WRITTEN INSTRUCTION - Lines containing the word "name" are to be located and copied.

══════════════════════════════

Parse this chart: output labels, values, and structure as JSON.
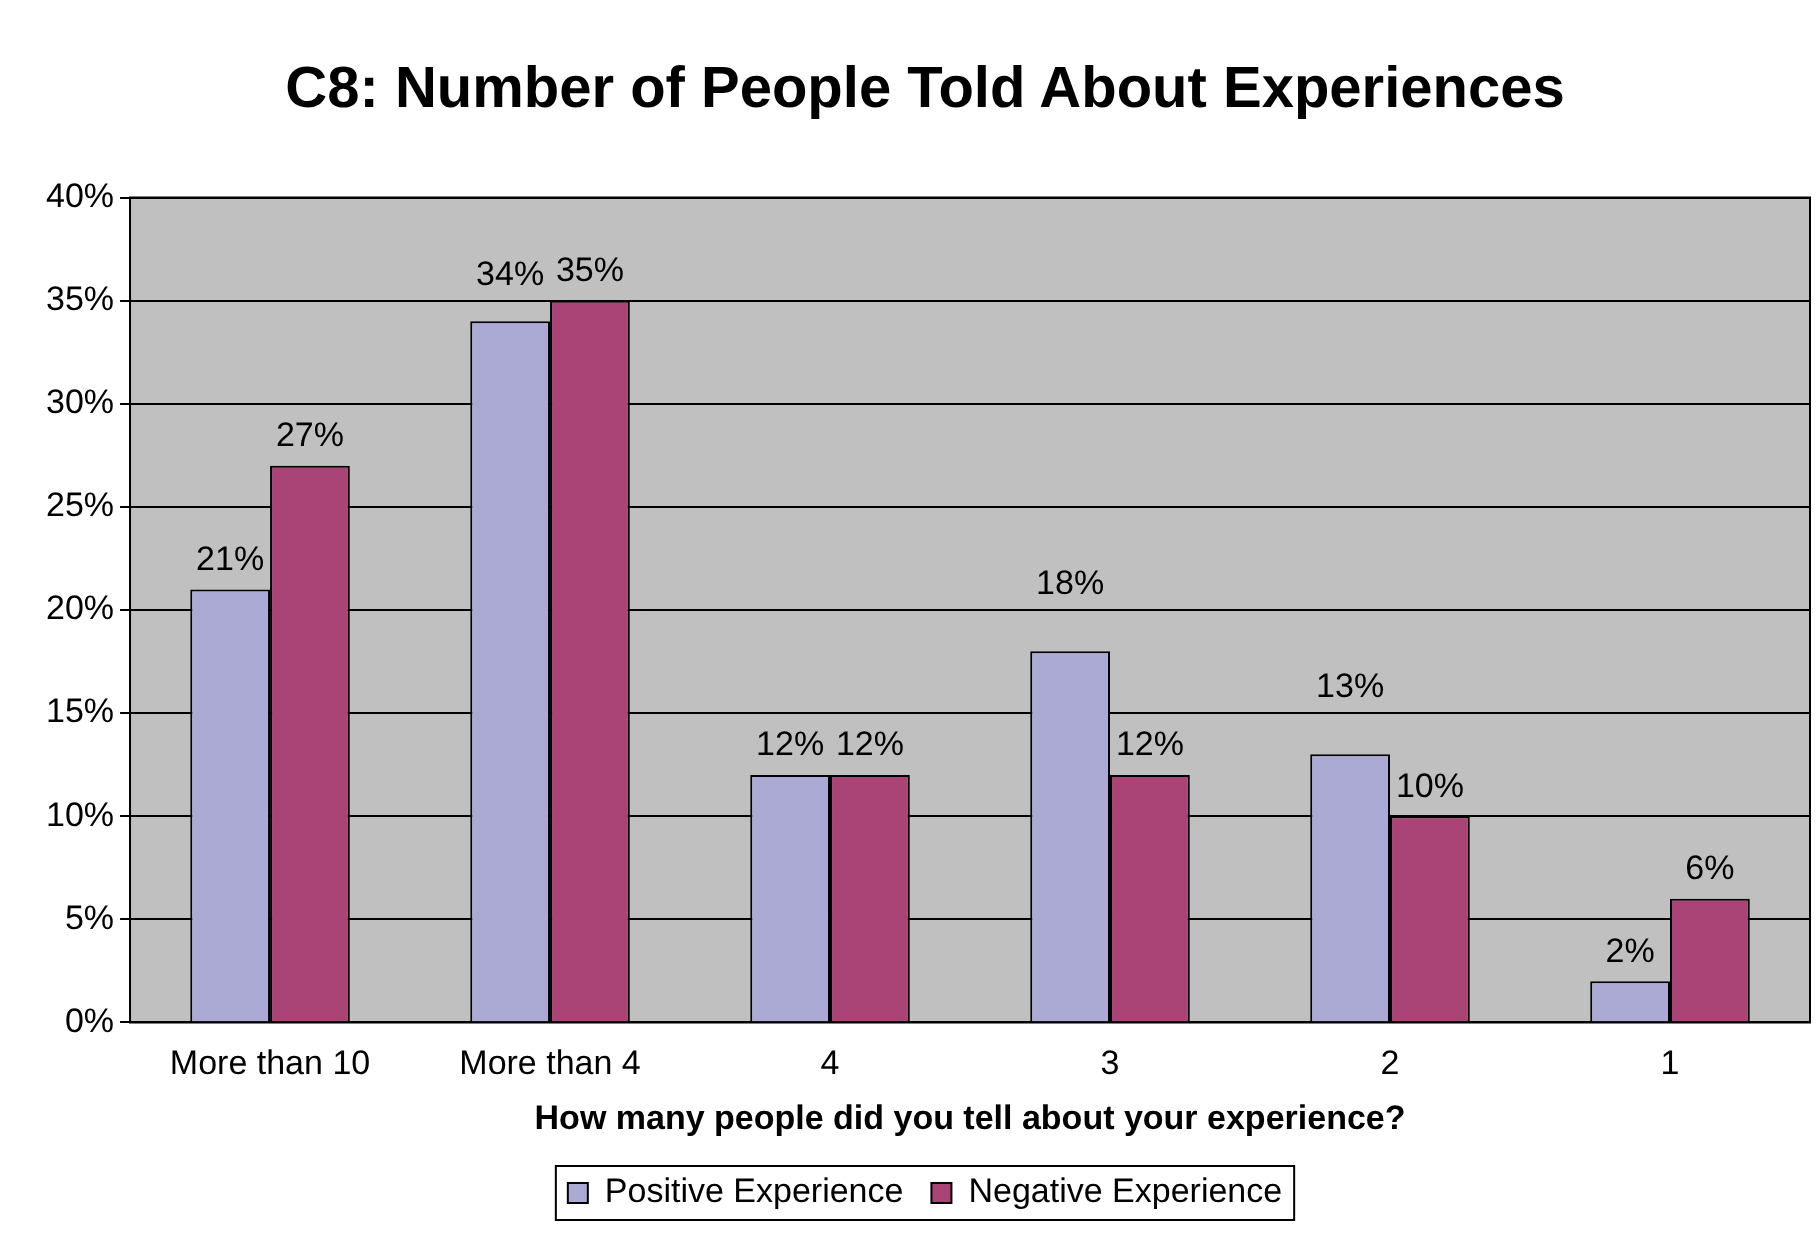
{
  "chart_data": {
    "type": "bar",
    "title": "C8: Number of People Told About Experiences",
    "xlabel": "How many people did you tell about your experience?",
    "categories": [
      "More than 10",
      "More than 4",
      "4",
      "3",
      "2",
      "1"
    ],
    "series": [
      {
        "name": "Positive Experience",
        "color": "#aaaad5",
        "values": [
          21,
          34,
          12,
          18,
          13,
          2
        ],
        "value_labels": [
          "21%",
          "34%",
          "12%",
          "18%",
          "13%",
          "2%"
        ]
      },
      {
        "name": "Negative Experience",
        "color": "#aa4477",
        "values": [
          27,
          35,
          12,
          12,
          10,
          6
        ],
        "value_labels": [
          "27%",
          "35%",
          "12%",
          "12%",
          "10%",
          "6%"
        ]
      }
    ],
    "ylim": [
      0,
      40
    ],
    "yticks": [
      {
        "value": 0,
        "label": "0%"
      },
      {
        "value": 5,
        "label": "5%"
      },
      {
        "value": 10,
        "label": "10%"
      },
      {
        "value": 15,
        "label": "15%"
      },
      {
        "value": 20,
        "label": "20%"
      },
      {
        "value": 25,
        "label": "25%"
      },
      {
        "value": 30,
        "label": "30%"
      },
      {
        "value": 35,
        "label": "35%"
      },
      {
        "value": 40,
        "label": "40%"
      }
    ],
    "grid": "y",
    "legend": "bottom"
  }
}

══════════════════════════════

FULL SOLUTION -
        "name": "Positive Experience",
        "name": "Negative Experience",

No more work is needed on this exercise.